━━ DATASET RECORDS ━━
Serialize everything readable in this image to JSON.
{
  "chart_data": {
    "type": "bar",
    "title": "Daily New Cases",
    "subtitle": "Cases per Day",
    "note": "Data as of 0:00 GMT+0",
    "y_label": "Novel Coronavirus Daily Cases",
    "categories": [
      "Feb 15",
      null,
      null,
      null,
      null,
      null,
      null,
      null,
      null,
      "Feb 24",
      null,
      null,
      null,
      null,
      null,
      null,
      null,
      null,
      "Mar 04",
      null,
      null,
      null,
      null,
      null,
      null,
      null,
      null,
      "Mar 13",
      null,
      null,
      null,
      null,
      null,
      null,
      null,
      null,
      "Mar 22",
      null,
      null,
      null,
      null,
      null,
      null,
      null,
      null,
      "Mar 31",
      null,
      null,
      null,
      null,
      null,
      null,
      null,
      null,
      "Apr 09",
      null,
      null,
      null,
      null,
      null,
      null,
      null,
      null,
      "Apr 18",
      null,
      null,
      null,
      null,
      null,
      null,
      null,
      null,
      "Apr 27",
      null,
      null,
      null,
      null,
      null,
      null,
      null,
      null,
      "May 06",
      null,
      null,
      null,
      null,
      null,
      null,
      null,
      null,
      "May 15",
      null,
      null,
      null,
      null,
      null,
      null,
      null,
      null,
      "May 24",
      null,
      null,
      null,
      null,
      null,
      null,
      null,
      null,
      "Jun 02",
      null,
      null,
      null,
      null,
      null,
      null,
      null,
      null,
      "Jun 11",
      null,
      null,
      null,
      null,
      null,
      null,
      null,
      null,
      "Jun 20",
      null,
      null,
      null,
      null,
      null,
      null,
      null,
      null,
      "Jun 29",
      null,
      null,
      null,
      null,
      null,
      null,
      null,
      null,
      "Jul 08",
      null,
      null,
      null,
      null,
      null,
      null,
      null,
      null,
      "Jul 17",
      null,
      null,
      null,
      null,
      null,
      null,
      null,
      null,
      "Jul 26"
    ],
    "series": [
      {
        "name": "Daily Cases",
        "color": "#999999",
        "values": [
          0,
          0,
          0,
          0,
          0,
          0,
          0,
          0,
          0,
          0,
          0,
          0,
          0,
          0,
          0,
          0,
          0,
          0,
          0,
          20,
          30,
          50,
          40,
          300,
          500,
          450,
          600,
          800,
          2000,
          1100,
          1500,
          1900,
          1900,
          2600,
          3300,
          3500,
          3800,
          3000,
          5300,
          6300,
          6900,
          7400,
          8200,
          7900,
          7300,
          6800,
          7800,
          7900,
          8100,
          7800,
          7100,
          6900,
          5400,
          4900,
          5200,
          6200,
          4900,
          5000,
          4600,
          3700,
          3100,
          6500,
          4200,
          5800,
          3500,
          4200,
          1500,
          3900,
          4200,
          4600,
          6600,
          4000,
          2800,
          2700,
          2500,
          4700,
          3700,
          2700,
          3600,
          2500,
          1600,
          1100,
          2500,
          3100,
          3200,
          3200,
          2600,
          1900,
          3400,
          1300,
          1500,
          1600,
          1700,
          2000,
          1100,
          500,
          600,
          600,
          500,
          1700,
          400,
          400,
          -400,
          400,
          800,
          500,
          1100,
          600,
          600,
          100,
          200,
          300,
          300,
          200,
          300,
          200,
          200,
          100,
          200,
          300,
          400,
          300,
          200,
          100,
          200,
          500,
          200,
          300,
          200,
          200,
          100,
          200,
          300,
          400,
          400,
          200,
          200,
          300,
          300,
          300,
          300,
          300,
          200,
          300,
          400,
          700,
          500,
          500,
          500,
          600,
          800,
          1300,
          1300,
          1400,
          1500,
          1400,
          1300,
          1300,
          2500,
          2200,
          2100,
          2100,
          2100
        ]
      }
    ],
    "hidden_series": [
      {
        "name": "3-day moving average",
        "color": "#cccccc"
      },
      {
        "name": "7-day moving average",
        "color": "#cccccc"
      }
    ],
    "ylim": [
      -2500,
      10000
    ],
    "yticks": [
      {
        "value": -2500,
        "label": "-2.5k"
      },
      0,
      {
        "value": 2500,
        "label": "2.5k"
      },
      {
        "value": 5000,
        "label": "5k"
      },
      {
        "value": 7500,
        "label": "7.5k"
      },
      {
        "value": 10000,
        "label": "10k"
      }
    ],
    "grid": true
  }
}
━━━
• **WHAT YOU ARE ASKED TO DO**
Set down every record above exactly as given.

• **WRITTEN ANSWER**
Serialize everything readable in this image to JSON.
{
  "chart_data": {
    "type": "bar",
    "title": "Daily New Cases",
    "subtitle": "Cases per Day",
    "note": "Data as of 0:00 GMT+0",
    "y_label": "Novel Coronavirus Daily Cases",
    "categories": [
      "Feb 15",
      null,
      null,
      null,
      null,
      null,
      null,
      null,
      null,
      "Feb 24",
      null,
      null,
      null,
      null,
      null,
      null,
      null,
      null,
      "Mar 04",
      null,
      null,
      null,
      null,
      null,
      null,
      null,
      null,
      "Mar 13",
      null,
      null,
      null,
      null,
      null,
      null,
      null,
      null,
      "Mar 22",
      null,
      null,
      null,
      null,
      null,
      null,
      null,
      null,
      "Mar 31",
      null,
      null,
      null,
      null,
      null,
      null,
      null,
      null,
      "Apr 09",
      null,
      null,
      null,
      null,
      null,
      null,
      null,
      null,
      "Apr 18",
      null,
      null,
      null,
      null,
      null,
      null,
      null,
      null,
      "Apr 27",
      null,
      null,
      null,
      null,
      null,
      null,
      null,
      null,
      "May 06",
      null,
      null,
      null,
      null,
      null,
      null,
      null,
      null,
      "May 15",
      null,
      null,
      null,
      null,
      null,
      null,
      null,
      null,
      "May 24",
      null,
      null,
      null,
      null,
      null,
      null,
      null,
      null,
      "Jun 02",
      null,
      null,
      null,
      null,
      null,
      null,
      null,
      null,
      "Jun 11",
      null,
      null,
      null,
      null,
      null,
      null,
      null,
      null,
      "Jun 20",
      null,
      null,
      null,
      null,
      null,
      null,
      null,
      null,
      "Jun 29",
      null,
      null,
      null,
      null,
      null,
      null,
      null,
      null,
      "Jul 08",
      null,
      null,
      null,
      null,
      null,
      null,
      null,
      null,
      "Jul 17",
      null,
      null,
      null,
      null,
      null,
      null,
      null,
      null,
      "Jul 26"
    ],
    "series": [
      {
        "name": "Daily Cases",
        "color": "#999999",
        "values": [
          0,
          0,
          0,
          0,
          0,
          0,
          0,
          0,
          0,
          0,
          0,
          0,
          0,
          0,
          0,
          0,
          0,
          0,
          0,
          20,
          30,
          50,
          40,
          300,
          500,
          450,
          600,
          800,
          2000,
          1100,
          1500,
          1900,
          1900,
          2600,
          3300,
          3500,
          3800,
          3000,
          5300,
          6300,
          6900,
          7400,
          8200,
          7900,
          7300,
          6800,
          7800,
          7900,
          8100,
          7800,
          7100,
          6900,
          5400,
          4900,
          5200,
          6200,
          4900,
          5000,
          4600,
          3700,
          3100,
          6500,
          4200,
          5800,
          3500,
          4200,
          1500,
          3900,
          4200,
          4600,
          6600,
          4000,
          2800,
          2700,
          2500,
          4700,
          3700,
          2700,
          3600,
          2500,
          1600,
          1100,
          2500,
          3100,
          3200,
          3200,
          2600,
          1900,
          3400,
          1300,
          1500,
          1600,
          1700,
          2000,
          1100,
          500,
          600,
          600,
          500,
          1700,
          400,
          400,
          -400,
          400,
          800,
          500,
          1100,
          600,
          600,
          100,
          200,
          300,
          300,
          200,
          300,
          200,
          200,
          100,
          200,
          300,
          400,
          300,
          200,
          100,
          200,
          500,
          200,
          300,
          200,
          200,
          100,
          200,
          300,
          400,
          400,
          200,
          200,
          300,
          300,
          300,
          300,
          300,
          200,
          300,
          400,
          700,
          500,
          500,
          500,
          600,
          800,
          1300,
          1300,
          1400,
          1500,
          1400,
          1300,
          1300,
          2500,
          2200,
          2100,
          2100,
          2100
        ]
      }
    ],
    "hidden_series": [
      {
        "name": "3-day moving average",
        "color": "#cccccc"
      },
      {
        "name": "7-day moving average",
        "color": "#cccccc"
      }
    ],
    "ylim": [
      -2500,
      10000
    ],
    "yticks": [
      {
        "value": -2500,
        "label": "-2.5k"
      },
      0,
      {
        "value": 2500,
        "label": "2.5k"
      },
      {
        "value": 5000,
        "label": "5k"
      },
      {
        "value": 7500,
        "label": "7.5k"
      },
      {
        "value": 10000,
        "label": "10k"
      }
    ],
    "grid": true
  }
}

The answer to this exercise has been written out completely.